──────── Exercise input ────────

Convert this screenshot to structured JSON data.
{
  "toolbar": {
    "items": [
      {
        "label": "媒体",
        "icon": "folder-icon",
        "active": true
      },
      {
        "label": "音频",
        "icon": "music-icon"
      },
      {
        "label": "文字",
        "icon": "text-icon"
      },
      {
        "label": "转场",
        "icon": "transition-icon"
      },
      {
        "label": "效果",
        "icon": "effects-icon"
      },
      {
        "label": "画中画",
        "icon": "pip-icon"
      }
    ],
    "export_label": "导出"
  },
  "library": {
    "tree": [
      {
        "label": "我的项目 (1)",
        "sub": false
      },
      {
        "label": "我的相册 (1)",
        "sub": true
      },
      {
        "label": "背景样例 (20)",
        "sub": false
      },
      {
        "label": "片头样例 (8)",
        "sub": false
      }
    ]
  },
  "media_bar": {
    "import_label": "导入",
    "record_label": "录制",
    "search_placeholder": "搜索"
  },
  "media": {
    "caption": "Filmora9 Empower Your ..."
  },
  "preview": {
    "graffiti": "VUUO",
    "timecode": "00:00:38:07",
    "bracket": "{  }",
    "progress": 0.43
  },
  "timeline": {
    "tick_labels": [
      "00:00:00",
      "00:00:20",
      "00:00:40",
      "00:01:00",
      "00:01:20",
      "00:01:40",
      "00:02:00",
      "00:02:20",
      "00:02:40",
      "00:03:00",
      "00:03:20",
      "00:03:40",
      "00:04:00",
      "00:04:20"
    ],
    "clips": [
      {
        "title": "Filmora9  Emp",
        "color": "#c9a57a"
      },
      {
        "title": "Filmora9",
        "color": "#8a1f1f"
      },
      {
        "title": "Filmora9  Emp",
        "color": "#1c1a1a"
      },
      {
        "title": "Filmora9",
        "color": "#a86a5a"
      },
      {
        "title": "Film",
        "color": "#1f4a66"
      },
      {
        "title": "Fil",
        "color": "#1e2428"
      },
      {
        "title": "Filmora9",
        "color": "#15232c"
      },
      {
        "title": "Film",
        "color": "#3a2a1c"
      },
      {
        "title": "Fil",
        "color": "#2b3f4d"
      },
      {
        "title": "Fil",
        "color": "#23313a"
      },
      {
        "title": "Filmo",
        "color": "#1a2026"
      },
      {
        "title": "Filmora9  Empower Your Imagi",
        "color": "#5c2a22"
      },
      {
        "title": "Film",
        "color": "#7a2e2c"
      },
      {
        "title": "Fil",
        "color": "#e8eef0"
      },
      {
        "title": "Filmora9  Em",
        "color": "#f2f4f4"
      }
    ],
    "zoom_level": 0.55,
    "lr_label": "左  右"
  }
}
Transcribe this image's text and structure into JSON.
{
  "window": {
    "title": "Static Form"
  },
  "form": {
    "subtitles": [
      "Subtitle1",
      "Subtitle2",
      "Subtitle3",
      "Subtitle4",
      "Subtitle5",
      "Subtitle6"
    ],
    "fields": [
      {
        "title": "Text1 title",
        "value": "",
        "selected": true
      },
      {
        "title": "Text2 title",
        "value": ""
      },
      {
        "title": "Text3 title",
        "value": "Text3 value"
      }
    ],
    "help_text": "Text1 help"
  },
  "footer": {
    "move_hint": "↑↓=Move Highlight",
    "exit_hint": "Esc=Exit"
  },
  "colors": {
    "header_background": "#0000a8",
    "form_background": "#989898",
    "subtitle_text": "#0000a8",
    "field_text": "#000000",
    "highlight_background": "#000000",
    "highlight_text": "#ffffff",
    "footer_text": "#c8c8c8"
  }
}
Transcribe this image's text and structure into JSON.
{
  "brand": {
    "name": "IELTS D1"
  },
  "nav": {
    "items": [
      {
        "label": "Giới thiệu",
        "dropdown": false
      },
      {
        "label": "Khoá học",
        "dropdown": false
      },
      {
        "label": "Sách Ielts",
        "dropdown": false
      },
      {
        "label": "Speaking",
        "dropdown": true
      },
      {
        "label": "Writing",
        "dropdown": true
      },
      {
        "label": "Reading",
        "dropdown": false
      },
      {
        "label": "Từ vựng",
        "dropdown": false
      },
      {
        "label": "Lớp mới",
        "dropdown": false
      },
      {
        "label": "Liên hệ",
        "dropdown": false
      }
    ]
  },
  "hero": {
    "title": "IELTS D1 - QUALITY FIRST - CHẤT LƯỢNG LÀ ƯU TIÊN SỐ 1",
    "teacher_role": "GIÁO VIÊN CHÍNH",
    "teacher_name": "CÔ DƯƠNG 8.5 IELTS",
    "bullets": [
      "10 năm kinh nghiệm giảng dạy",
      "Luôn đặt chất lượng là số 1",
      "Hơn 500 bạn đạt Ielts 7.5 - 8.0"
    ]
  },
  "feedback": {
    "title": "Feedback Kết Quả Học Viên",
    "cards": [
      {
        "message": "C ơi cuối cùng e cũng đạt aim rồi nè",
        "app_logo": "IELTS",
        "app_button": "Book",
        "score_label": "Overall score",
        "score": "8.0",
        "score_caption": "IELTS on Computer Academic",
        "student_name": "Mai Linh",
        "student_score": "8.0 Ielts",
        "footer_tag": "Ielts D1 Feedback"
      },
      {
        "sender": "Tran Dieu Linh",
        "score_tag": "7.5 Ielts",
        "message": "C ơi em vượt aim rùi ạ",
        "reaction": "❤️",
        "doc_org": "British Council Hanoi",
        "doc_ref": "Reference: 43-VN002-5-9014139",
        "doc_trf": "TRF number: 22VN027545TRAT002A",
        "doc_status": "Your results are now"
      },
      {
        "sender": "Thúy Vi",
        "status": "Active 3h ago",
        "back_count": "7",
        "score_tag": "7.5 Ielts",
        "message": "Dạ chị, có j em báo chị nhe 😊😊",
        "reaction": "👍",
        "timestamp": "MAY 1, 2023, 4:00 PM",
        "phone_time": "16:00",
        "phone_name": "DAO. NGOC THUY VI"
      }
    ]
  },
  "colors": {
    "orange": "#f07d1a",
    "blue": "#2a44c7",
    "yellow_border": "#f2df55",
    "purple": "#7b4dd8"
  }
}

────────

Written exercise: Each line of the data that includes the word "icon" counts once; report the total and nothing more.

Finished answer: 6